(Data extracted from a collection)

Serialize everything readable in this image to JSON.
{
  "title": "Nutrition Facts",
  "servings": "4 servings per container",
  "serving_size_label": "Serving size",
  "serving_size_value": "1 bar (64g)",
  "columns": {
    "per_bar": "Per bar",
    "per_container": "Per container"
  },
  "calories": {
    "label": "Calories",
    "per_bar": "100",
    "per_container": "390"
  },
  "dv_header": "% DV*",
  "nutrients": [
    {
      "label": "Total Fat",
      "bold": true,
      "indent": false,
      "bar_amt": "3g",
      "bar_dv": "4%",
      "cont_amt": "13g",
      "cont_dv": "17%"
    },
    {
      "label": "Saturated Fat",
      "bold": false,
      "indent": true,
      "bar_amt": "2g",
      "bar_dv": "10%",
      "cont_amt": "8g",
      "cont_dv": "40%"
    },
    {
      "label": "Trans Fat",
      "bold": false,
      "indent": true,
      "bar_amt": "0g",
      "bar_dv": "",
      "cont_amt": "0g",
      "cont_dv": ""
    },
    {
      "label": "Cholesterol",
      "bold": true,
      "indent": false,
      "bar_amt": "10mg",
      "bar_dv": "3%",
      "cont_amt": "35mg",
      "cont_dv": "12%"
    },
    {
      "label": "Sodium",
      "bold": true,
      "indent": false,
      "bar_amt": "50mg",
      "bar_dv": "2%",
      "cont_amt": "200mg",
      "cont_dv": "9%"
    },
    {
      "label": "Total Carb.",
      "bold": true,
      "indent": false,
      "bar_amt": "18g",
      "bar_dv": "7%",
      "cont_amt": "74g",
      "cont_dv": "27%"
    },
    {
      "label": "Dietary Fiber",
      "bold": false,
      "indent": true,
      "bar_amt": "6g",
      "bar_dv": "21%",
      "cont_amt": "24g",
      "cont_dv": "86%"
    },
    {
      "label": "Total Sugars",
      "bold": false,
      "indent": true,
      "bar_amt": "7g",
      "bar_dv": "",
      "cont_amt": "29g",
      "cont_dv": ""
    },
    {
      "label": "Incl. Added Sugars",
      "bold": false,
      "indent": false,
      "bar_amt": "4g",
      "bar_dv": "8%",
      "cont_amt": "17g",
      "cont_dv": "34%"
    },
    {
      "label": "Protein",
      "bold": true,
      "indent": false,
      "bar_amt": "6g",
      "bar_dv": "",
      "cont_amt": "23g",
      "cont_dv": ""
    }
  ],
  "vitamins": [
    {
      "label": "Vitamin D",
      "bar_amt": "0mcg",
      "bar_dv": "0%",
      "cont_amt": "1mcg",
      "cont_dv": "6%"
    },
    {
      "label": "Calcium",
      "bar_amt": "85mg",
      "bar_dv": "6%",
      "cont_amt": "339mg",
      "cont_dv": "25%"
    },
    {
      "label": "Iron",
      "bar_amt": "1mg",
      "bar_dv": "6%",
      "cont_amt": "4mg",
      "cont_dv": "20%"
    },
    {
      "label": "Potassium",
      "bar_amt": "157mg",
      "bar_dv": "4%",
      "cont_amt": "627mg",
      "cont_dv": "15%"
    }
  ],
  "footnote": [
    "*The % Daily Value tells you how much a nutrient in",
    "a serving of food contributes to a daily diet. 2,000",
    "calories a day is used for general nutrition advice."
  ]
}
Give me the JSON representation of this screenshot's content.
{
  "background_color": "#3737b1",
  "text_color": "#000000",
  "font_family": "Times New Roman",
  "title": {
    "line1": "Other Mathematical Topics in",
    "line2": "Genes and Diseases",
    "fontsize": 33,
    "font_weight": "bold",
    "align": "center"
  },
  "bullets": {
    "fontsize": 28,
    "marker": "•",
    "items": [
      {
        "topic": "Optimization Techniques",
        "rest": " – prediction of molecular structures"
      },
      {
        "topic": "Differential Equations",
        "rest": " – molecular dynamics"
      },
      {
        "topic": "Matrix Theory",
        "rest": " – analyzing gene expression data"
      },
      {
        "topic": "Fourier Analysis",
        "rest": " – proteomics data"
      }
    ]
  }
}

**WORK TASK**: A faithful, complete copy of the entries above is required.

**WRITTEN RESPONSE**:
Serialize everything readable in this image to JSON.
{
  "title": "Nutrition Facts",
  "servings": "4 servings per container",
  "serving_size_label": "Serving size",
  "serving_size_value": "1 bar (64g)",
  "columns": {
    "per_bar": "Per bar",
    "per_container": "Per container"
  },
  "calories": {
    "label": "Calories",
    "per_bar": "100",
    "per_container": "390"
  },
  "dv_header": "% DV*",
  "nutrients": [
    {
      "label": "Total Fat",
      "bold": true,
      "indent": false,
      "bar_amt": "3g",
      "bar_dv": "4%",
      "cont_amt": "13g",
      "cont_dv": "17%"
    },
    {
      "label": "Saturated Fat",
      "bold": false,
      "indent": true,
      "bar_amt": "2g",
      "bar_dv": "10%",
      "cont_amt": "8g",
      "cont_dv": "40%"
    },
    {
      "label": "Trans Fat",
      "bold": false,
      "indent": true,
      "bar_amt": "0g",
      "bar_dv": "",
      "cont_amt": "0g",
      "cont_dv": ""
    },
    {
      "label": "Cholesterol",
      "bold": true,
      "indent": false,
      "bar_amt": "10mg",
      "bar_dv": "3%",
      "cont_amt": "35mg",
      "cont_dv": "12%"
    },
    {
      "label": "Sodium",
      "bold": true,
      "indent": false,
      "bar_amt": "50mg",
      "bar_dv": "2%",
      "cont_amt": "200mg",
      "cont_dv": "9%"
    },
    {
      "label": "Total Carb.",
      "bold": true,
      "indent": false,
      "bar_amt": "18g",
      "bar_dv": "7%",
      "cont_amt": "74g",
      "cont_dv": "27%"
    },
    {
      "label": "Dietary Fiber",
      "bold": false,
      "indent": true,
      "bar_amt": "6g",
      "bar_dv": "21%",
      "cont_amt": "24g",
      "cont_dv": "86%"
    },
    {
      "label": "Total Sugars",
      "bold": false,
      "indent": true,
      "bar_amt": "7g",
      "bar_dv": "",
      "cont_amt": "29g",
      "cont_dv": ""
    },
    {
      "label": "Incl. Added Sugars",
      "bold": false,
      "indent": false,
      "bar_amt": "4g",
      "bar_dv": "8%",
      "cont_amt": "17g",
      "cont_dv": "34%"
    },
    {
      "label": "Protein",
      "bold": true,
      "indent": false,
      "bar_amt": "6g",
      "bar_dv": "",
      "cont_amt": "23g",
      "cont_dv": ""
    }
  ],
  "vitamins": [
    {
      "label": "Vitamin D",
      "bar_amt": "0mcg",
      "bar_dv": "0%",
      "cont_amt": "1mcg",
      "cont_dv": "6%"
    },
    {
      "label": "Calcium",
      "bar_amt": "85mg",
      "bar_dv": "6%",
      "cont_amt": "339mg",
      "cont_dv": "25%"
    },
    {
      "label": "Iron",
      "bar_amt": "1mg",
      "bar_dv": "6%",
      "cont_amt": "4mg",
      "cont_dv": "20%"
    },
    {
      "label": "Potassium",
      "bar_amt": "157mg",
      "bar_dv": "4%",
      "cont_amt": "627mg",
      "cont_dv": "15%"
    }
  ],
  "footnote": [
    "*The % Daily Value tells you how much a nutrient in",
    "a serving of food contributes to a daily diet. 2,000",
    "calories a day is used for general nutrition advice."
  ]
}
Give me the JSON representation of this screenshot's content.
{
  "background_color": "#3737b1",
  "text_color": "#000000",
  "font_family": "Times New Roman",
  "title": {
    "line1": "Other Mathematical Topics in",
    "line2": "Genes and Diseases",
    "fontsize": 33,
    "font_weight": "bold",
    "align": "center"
  },
  "bullets": {
    "fontsize": 28,
    "marker": "•",
    "items": [
      {
        "topic": "Optimization Techniques",
        "rest": " – prediction of molecular structures"
      },
      {
        "topic": "Differential Equations",
        "rest": " – molecular dynamics"
      },
      {
        "topic": "Matrix Theory",
        "rest": " – analyzing gene expression data"
      },
      {
        "topic": "Fourier Analysis",
        "rest": " – proteomics data"
      }
    ]
  }
}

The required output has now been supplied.